[INSTRUCTIONS FOR THE TASK] Every record below should be transcribed exactly. Omit the images.

* begin INPUT RECORDS *

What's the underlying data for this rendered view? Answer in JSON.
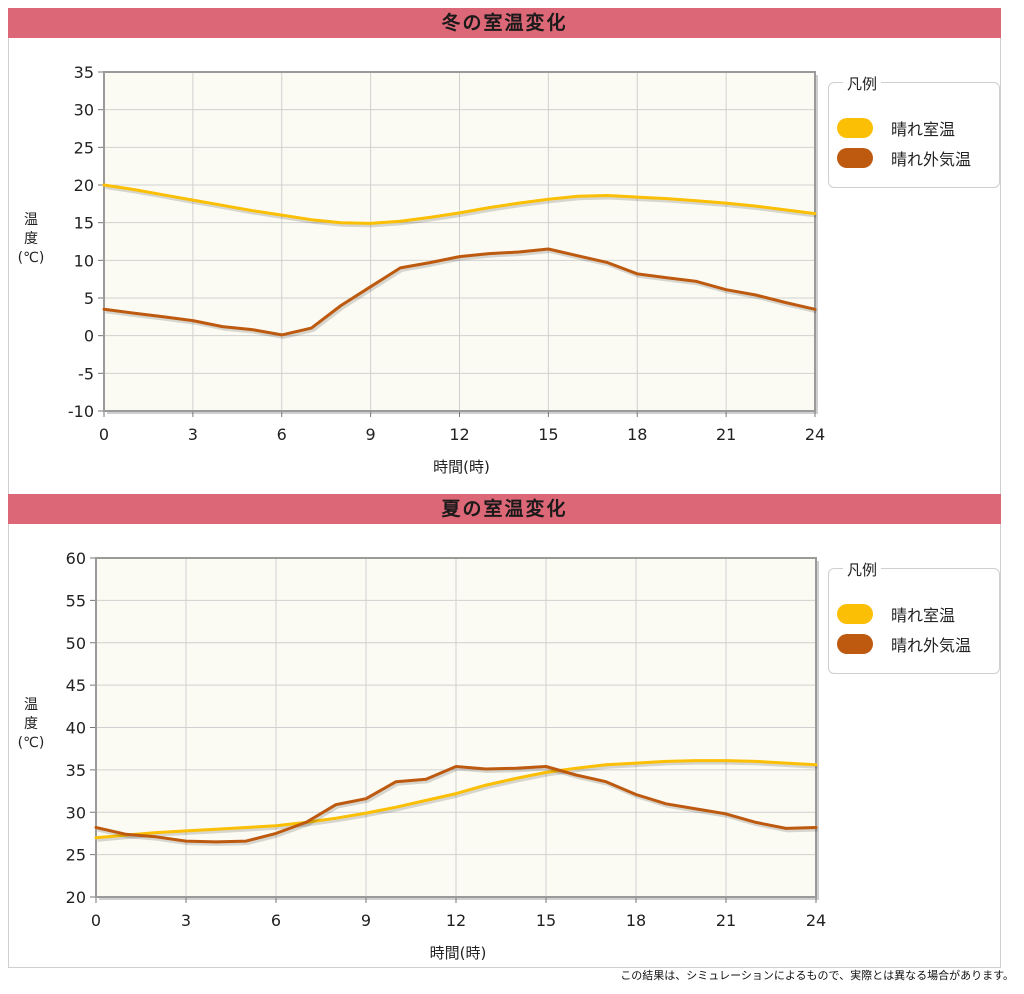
{
  "footnote": "この結果は、シミュレーションによるもので、実際とは異なる場合があります。",
  "legend": {
    "title": "凡例",
    "items": [
      {
        "label": "晴れ室温",
        "color": "#fbbf05"
      },
      {
        "label": "晴れ外気温",
        "color": "#bd5a10"
      }
    ]
  },
  "colors": {
    "header": "#dc6776",
    "plot_bg": "#fcfbf3",
    "grid": "#d0d0d0",
    "indoor": "#fbbf05",
    "outdoor": "#bd5a10"
  },
  "chart_data": [
    {
      "type": "line",
      "title": "冬の室温変化",
      "xlabel": "時間(時)",
      "ylabel_lines": [
        "温",
        "度",
        "(℃)"
      ],
      "x": [
        0,
        1,
        2,
        3,
        4,
        5,
        6,
        7,
        8,
        9,
        10,
        11,
        12,
        13,
        14,
        15,
        16,
        17,
        18,
        19,
        20,
        21,
        22,
        23,
        24
      ],
      "xticks": [
        0,
        3,
        6,
        9,
        12,
        15,
        18,
        21,
        24
      ],
      "ylim": [
        -10,
        35
      ],
      "yticks": [
        -10,
        -5,
        0,
        5,
        10,
        15,
        20,
        25,
        30,
        35
      ],
      "grid": true,
      "legend_position": "right",
      "series": [
        {
          "name": "晴れ室温",
          "values": [
            20.0,
            19.4,
            18.7,
            18.0,
            17.3,
            16.6,
            16.0,
            15.4,
            15.0,
            14.9,
            15.2,
            15.7,
            16.3,
            17.0,
            17.6,
            18.1,
            18.5,
            18.6,
            18.4,
            18.2,
            17.9,
            17.6,
            17.2,
            16.7,
            16.2
          ]
        },
        {
          "name": "晴れ外気温",
          "values": [
            3.5,
            3.0,
            2.5,
            2.0,
            1.2,
            0.8,
            0.1,
            1.0,
            4.0,
            6.5,
            9.0,
            9.7,
            10.5,
            10.9,
            11.1,
            11.5,
            10.6,
            9.7,
            8.2,
            7.7,
            7.2,
            6.1,
            5.4,
            4.4,
            3.5
          ]
        }
      ]
    },
    {
      "type": "line",
      "title": "夏の室温変化",
      "xlabel": "時間(時)",
      "ylabel_lines": [
        "温",
        "度",
        "(℃)"
      ],
      "x": [
        0,
        1,
        2,
        3,
        4,
        5,
        6,
        7,
        8,
        9,
        10,
        11,
        12,
        13,
        14,
        15,
        16,
        17,
        18,
        19,
        20,
        21,
        22,
        23,
        24
      ],
      "xticks": [
        0,
        3,
        6,
        9,
        12,
        15,
        18,
        21,
        24
      ],
      "ylim": [
        20,
        60
      ],
      "yticks": [
        20,
        25,
        30,
        35,
        40,
        45,
        50,
        55,
        60
      ],
      "grid": true,
      "legend_position": "right",
      "series": [
        {
          "name": "晴れ室温",
          "values": [
            27.0,
            27.3,
            27.6,
            27.8,
            28.0,
            28.2,
            28.4,
            28.8,
            29.3,
            29.9,
            30.6,
            31.4,
            32.2,
            33.2,
            34.0,
            34.7,
            35.2,
            35.6,
            35.8,
            36.0,
            36.1,
            36.1,
            36.0,
            35.8,
            35.6
          ]
        },
        {
          "name": "晴れ外気温",
          "values": [
            28.2,
            27.4,
            27.1,
            26.6,
            26.5,
            26.6,
            27.5,
            28.8,
            30.9,
            31.6,
            33.6,
            33.9,
            35.4,
            35.1,
            35.2,
            35.4,
            34.4,
            33.6,
            32.1,
            31.0,
            30.4,
            29.8,
            28.8,
            28.1,
            28.2
          ]
        }
      ]
    }
  ]
}
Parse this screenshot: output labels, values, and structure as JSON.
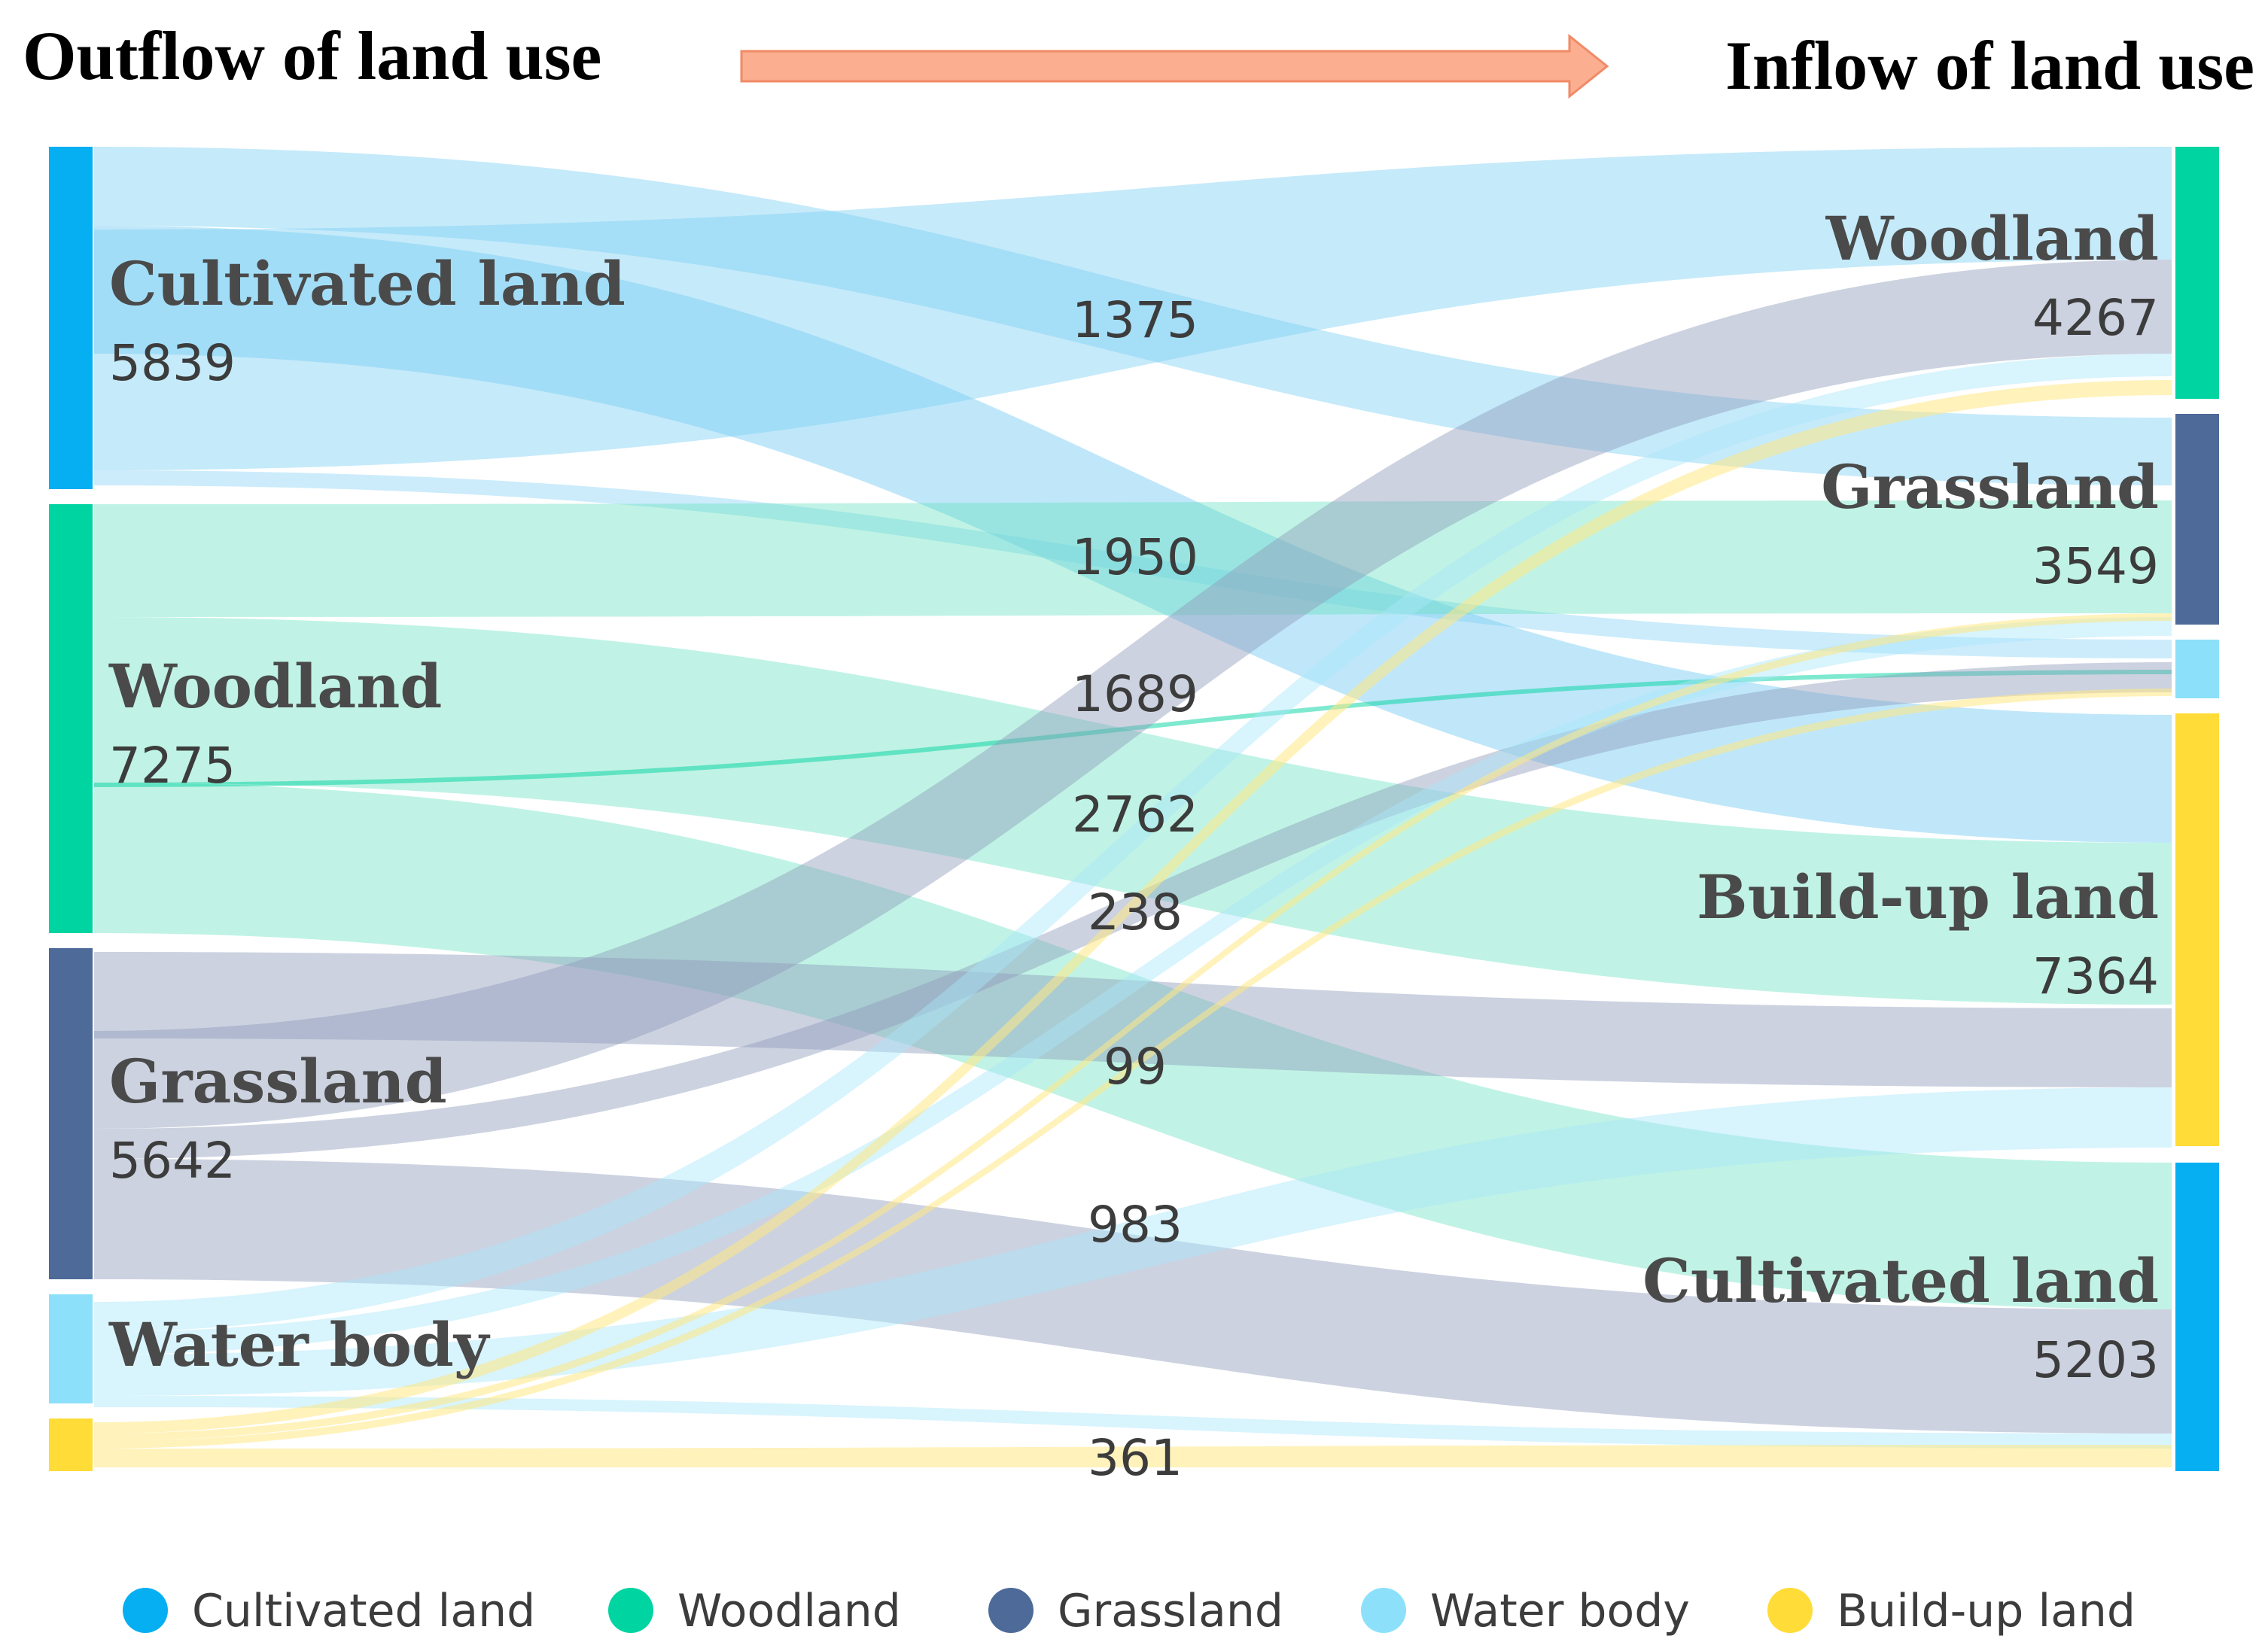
{
  "header": {
    "left_title": "Outflow of land use",
    "right_title": "Inflow of land use"
  },
  "colors": {
    "cultivated": "#06aef2",
    "woodland": "#00d4a0",
    "grassland": "#4d6a98",
    "water": "#8de0fa",
    "buildup": "#ffdc37",
    "arrow": "#fcae90"
  },
  "sources": {
    "cultivated": {
      "name": "Cultivated land",
      "value": "5839"
    },
    "woodland": {
      "name": "Woodland",
      "value": "7275"
    },
    "grassland": {
      "name": "Grassland",
      "value": "5642"
    },
    "water": {
      "name": "Water body",
      "value": ""
    },
    "buildup": {
      "name": "",
      "value": ""
    }
  },
  "targets": {
    "woodland": {
      "name": "Woodland",
      "value": "4267"
    },
    "grassland": {
      "name": "Grassland",
      "value": "3549"
    },
    "water": {
      "name": "",
      "value": ""
    },
    "buildup": {
      "name": "Build-up land",
      "value": "7364"
    },
    "cultivated": {
      "name": "Cultivated land",
      "value": "5203"
    }
  },
  "flow_labels": [
    "1375",
    "1950",
    "1689",
    "2762",
    "238",
    "99",
    "983",
    "361"
  ],
  "legend": [
    {
      "label": "Cultivated land",
      "icon": "circle-icon"
    },
    {
      "label": "Woodland",
      "icon": "circle-icon"
    },
    {
      "label": "Grassland",
      "icon": "circle-icon"
    },
    {
      "label": "Water body",
      "icon": "circle-icon"
    },
    {
      "label": "Build-up land",
      "icon": "circle-icon"
    }
  ]
}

* end INPUT RECORDS *

[WORKED ANSWER]
What's the underlying data for this rendered view? Answer in JSON.
{
  "footnote": "この結果は、シミュレーションによるもので、実際とは異なる場合があります。",
  "legend": {
    "title": "凡例",
    "items": [
      {
        "label": "晴れ室温",
        "color": "#fbbf05"
      },
      {
        "label": "晴れ外気温",
        "color": "#bd5a10"
      }
    ]
  },
  "colors": {
    "header": "#dc6776",
    "plot_bg": "#fcfbf3",
    "grid": "#d0d0d0",
    "indoor": "#fbbf05",
    "outdoor": "#bd5a10"
  },
  "chart_data": [
    {
      "type": "line",
      "title": "冬の室温変化",
      "xlabel": "時間(時)",
      "ylabel_lines": [
        "温",
        "度",
        "(℃)"
      ],
      "x": [
        0,
        1,
        2,
        3,
        4,
        5,
        6,
        7,
        8,
        9,
        10,
        11,
        12,
        13,
        14,
        15,
        16,
        17,
        18,
        19,
        20,
        21,
        22,
        23,
        24
      ],
      "xticks": [
        0,
        3,
        6,
        9,
        12,
        15,
        18,
        21,
        24
      ],
      "ylim": [
        -10,
        35
      ],
      "yticks": [
        -10,
        -5,
        0,
        5,
        10,
        15,
        20,
        25,
        30,
        35
      ],
      "grid": true,
      "legend_position": "right",
      "series": [
        {
          "name": "晴れ室温",
          "values": [
            20.0,
            19.4,
            18.7,
            18.0,
            17.3,
            16.6,
            16.0,
            15.4,
            15.0,
            14.9,
            15.2,
            15.7,
            16.3,
            17.0,
            17.6,
            18.1,
            18.5,
            18.6,
            18.4,
            18.2,
            17.9,
            17.6,
            17.2,
            16.7,
            16.2
          ]
        },
        {
          "name": "晴れ外気温",
          "values": [
            3.5,
            3.0,
            2.5,
            2.0,
            1.2,
            0.8,
            0.1,
            1.0,
            4.0,
            6.5,
            9.0,
            9.7,
            10.5,
            10.9,
            11.1,
            11.5,
            10.6,
            9.7,
            8.2,
            7.7,
            7.2,
            6.1,
            5.4,
            4.4,
            3.5
          ]
        }
      ]
    },
    {
      "type": "line",
      "title": "夏の室温変化",
      "xlabel": "時間(時)",
      "ylabel_lines": [
        "温",
        "度",
        "(℃)"
      ],
      "x": [
        0,
        1,
        2,
        3,
        4,
        5,
        6,
        7,
        8,
        9,
        10,
        11,
        12,
        13,
        14,
        15,
        16,
        17,
        18,
        19,
        20,
        21,
        22,
        23,
        24
      ],
      "xticks": [
        0,
        3,
        6,
        9,
        12,
        15,
        18,
        21,
        24
      ],
      "ylim": [
        20,
        60
      ],
      "yticks": [
        20,
        25,
        30,
        35,
        40,
        45,
        50,
        55,
        60
      ],
      "grid": true,
      "legend_position": "right",
      "series": [
        {
          "name": "晴れ室温",
          "values": [
            27.0,
            27.3,
            27.6,
            27.8,
            28.0,
            28.2,
            28.4,
            28.8,
            29.3,
            29.9,
            30.6,
            31.4,
            32.2,
            33.2,
            34.0,
            34.7,
            35.2,
            35.6,
            35.8,
            36.0,
            36.1,
            36.1,
            36.0,
            35.8,
            35.6
          ]
        },
        {
          "name": "晴れ外気温",
          "values": [
            28.2,
            27.4,
            27.1,
            26.6,
            26.5,
            26.6,
            27.5,
            28.8,
            30.9,
            31.6,
            33.6,
            33.9,
            35.4,
            35.1,
            35.2,
            35.4,
            34.4,
            33.6,
            32.1,
            31.0,
            30.4,
            29.8,
            28.8,
            28.1,
            28.2
          ]
        }
      ]
    }
  ]
}
Parse this screenshot: output labels, values, and structure as JSON.
{
  "header": {
    "left_title": "Outflow of land use",
    "right_title": "Inflow of land use"
  },
  "colors": {
    "cultivated": "#06aef2",
    "woodland": "#00d4a0",
    "grassland": "#4d6a98",
    "water": "#8de0fa",
    "buildup": "#ffdc37",
    "arrow": "#fcae90"
  },
  "sources": {
    "cultivated": {
      "name": "Cultivated land",
      "value": "5839"
    },
    "woodland": {
      "name": "Woodland",
      "value": "7275"
    },
    "grassland": {
      "name": "Grassland",
      "value": "5642"
    },
    "water": {
      "name": "Water body",
      "value": ""
    },
    "buildup": {
      "name": "",
      "value": ""
    }
  },
  "targets": {
    "woodland": {
      "name": "Woodland",
      "value": "4267"
    },
    "grassland": {
      "name": "Grassland",
      "value": "3549"
    },
    "water": {
      "name": "",
      "value": ""
    },
    "buildup": {
      "name": "Build-up land",
      "value": "7364"
    },
    "cultivated": {
      "name": "Cultivated land",
      "value": "5203"
    }
  },
  "flow_labels": [
    "1375",
    "1950",
    "1689",
    "2762",
    "238",
    "99",
    "983",
    "361"
  ],
  "legend": [
    {
      "label": "Cultivated land",
      "icon": "circle-icon"
    },
    {
      "label": "Woodland",
      "icon": "circle-icon"
    },
    {
      "label": "Grassland",
      "icon": "circle-icon"
    },
    {
      "label": "Water body",
      "icon": "circle-icon"
    },
    {
      "label": "Build-up land",
      "icon": "circle-icon"
    }
  ]
}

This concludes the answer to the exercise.